■ REQUEST
Could you repeat, word for word, every line from the one containing "Decode this image" through the final line of the records below, and nothing else?

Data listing
**********
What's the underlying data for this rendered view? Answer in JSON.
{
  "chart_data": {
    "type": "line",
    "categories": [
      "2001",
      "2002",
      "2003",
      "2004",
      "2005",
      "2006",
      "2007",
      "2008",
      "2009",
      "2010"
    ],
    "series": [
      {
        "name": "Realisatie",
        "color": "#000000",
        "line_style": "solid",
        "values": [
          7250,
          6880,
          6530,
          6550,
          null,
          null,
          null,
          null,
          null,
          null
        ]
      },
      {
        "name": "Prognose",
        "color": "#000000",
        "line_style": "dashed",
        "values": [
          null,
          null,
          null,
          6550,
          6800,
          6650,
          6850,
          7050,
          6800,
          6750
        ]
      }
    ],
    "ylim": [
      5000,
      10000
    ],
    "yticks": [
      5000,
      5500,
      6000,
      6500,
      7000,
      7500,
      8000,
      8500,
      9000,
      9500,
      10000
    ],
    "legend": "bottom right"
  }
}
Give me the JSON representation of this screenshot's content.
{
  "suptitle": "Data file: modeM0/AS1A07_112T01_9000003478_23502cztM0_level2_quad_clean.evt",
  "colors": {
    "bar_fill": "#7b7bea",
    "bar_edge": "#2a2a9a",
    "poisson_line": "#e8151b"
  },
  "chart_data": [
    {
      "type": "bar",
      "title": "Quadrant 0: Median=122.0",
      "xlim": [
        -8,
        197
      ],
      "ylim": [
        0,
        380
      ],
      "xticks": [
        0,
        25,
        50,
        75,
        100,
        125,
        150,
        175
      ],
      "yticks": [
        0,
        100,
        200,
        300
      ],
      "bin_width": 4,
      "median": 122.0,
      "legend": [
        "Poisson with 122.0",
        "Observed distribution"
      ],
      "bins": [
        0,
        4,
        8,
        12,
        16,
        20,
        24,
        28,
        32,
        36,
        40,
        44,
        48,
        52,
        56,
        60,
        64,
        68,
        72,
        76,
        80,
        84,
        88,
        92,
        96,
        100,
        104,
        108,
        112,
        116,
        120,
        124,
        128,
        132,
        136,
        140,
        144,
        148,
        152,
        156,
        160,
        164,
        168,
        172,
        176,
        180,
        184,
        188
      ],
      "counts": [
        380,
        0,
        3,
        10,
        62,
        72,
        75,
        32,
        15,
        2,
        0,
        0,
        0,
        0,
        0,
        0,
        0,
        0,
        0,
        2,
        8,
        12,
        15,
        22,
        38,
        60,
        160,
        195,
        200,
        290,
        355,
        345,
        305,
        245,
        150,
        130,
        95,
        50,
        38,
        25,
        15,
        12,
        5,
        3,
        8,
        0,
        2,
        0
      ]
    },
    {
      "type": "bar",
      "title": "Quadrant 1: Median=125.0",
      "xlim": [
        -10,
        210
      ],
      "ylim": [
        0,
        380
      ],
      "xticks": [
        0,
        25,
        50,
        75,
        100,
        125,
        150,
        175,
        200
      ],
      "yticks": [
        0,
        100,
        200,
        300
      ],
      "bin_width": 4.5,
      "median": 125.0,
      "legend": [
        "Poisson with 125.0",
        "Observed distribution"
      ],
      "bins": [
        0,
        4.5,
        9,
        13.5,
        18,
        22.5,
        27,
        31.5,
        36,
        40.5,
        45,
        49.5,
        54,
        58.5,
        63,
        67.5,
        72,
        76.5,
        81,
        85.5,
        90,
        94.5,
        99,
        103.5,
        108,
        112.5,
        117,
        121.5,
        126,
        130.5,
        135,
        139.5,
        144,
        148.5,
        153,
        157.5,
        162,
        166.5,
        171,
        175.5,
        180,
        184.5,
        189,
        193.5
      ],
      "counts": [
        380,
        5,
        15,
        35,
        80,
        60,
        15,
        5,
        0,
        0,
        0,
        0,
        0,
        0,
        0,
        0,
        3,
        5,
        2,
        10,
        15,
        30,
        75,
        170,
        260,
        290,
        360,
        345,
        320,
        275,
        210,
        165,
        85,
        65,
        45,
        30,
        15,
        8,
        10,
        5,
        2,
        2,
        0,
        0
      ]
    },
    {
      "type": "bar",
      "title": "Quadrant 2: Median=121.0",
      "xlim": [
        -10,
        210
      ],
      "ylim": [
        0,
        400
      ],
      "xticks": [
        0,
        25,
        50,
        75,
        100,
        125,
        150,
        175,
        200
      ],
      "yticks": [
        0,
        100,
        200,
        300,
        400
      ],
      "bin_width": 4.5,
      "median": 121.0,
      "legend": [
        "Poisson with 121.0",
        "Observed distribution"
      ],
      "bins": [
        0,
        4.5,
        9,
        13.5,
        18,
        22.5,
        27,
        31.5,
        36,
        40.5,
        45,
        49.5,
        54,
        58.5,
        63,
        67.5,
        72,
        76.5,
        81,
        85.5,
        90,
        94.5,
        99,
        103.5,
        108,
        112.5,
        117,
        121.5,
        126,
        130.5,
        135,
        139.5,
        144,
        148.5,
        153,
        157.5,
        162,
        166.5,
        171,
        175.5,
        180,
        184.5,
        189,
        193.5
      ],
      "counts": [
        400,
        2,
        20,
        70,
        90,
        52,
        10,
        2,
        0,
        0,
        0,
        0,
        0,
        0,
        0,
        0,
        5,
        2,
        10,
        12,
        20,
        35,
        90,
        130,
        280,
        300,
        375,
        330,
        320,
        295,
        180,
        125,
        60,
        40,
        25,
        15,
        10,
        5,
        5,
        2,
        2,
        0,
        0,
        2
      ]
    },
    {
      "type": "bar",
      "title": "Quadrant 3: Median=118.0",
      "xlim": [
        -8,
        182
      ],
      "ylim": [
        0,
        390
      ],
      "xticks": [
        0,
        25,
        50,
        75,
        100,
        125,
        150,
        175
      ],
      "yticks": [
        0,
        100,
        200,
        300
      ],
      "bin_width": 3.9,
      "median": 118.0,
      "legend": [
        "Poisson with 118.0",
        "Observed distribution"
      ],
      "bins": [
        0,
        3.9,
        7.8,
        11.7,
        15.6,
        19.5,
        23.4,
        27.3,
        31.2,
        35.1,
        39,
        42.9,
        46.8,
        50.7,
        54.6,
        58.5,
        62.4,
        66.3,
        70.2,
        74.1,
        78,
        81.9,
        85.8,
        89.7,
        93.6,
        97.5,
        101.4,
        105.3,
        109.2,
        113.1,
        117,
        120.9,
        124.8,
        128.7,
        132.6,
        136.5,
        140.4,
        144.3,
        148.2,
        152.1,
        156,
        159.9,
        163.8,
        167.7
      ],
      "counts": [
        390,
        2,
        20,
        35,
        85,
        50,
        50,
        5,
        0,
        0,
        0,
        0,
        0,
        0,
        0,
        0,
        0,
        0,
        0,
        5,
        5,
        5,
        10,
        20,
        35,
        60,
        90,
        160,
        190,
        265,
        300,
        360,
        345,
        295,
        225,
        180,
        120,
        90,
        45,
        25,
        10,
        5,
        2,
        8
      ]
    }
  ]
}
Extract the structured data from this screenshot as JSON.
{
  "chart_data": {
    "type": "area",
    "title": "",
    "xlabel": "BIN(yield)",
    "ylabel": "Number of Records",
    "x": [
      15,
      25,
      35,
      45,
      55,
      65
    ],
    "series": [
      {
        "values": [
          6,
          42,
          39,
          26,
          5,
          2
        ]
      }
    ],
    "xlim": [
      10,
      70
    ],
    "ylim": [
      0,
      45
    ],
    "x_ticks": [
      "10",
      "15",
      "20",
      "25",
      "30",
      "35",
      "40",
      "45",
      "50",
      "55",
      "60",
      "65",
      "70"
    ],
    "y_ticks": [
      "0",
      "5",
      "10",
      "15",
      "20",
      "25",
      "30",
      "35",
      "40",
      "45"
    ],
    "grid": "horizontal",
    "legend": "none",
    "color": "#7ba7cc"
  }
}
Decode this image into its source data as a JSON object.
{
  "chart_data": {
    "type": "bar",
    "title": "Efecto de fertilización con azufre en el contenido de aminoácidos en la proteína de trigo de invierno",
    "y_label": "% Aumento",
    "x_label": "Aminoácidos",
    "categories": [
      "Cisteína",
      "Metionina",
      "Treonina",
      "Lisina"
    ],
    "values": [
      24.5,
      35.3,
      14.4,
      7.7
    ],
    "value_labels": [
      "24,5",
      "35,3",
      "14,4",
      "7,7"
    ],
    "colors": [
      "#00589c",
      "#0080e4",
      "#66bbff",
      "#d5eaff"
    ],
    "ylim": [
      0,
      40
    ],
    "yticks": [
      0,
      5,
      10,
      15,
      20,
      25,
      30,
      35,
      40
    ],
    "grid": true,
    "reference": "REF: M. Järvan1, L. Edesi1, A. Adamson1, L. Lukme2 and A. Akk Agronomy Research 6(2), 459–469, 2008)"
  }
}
**********
■ THE COMPLETED TASK
Decode this image into its source data as a JSON object.
{
  "chart_data": {
    "type": "bar",
    "title": "Efecto de fertilización con azufre en el contenido de aminoácidos en la proteína de trigo de invierno",
    "y_label": "% Aumento",
    "x_label": "Aminoácidos",
    "categories": [
      "Cisteína",
      "Metionina",
      "Treonina",
      "Lisina"
    ],
    "values": [
      24.5,
      35.3,
      14.4,
      7.7
    ],
    "value_labels": [
      "24,5",
      "35,3",
      "14,4",
      "7,7"
    ],
    "colors": [
      "#00589c",
      "#0080e4",
      "#66bbff",
      "#d5eaff"
    ],
    "ylim": [
      0,
      40
    ],
    "yticks": [
      0,
      5,
      10,
      15,
      20,
      25,
      30,
      35,
      40
    ],
    "grid": true,
    "reference": "REF: M. Järvan1, L. Edesi1, A. Adamson1, L. Lukme2 and A. Akk Agronomy Research 6(2), 459–469, 2008)"
  }
}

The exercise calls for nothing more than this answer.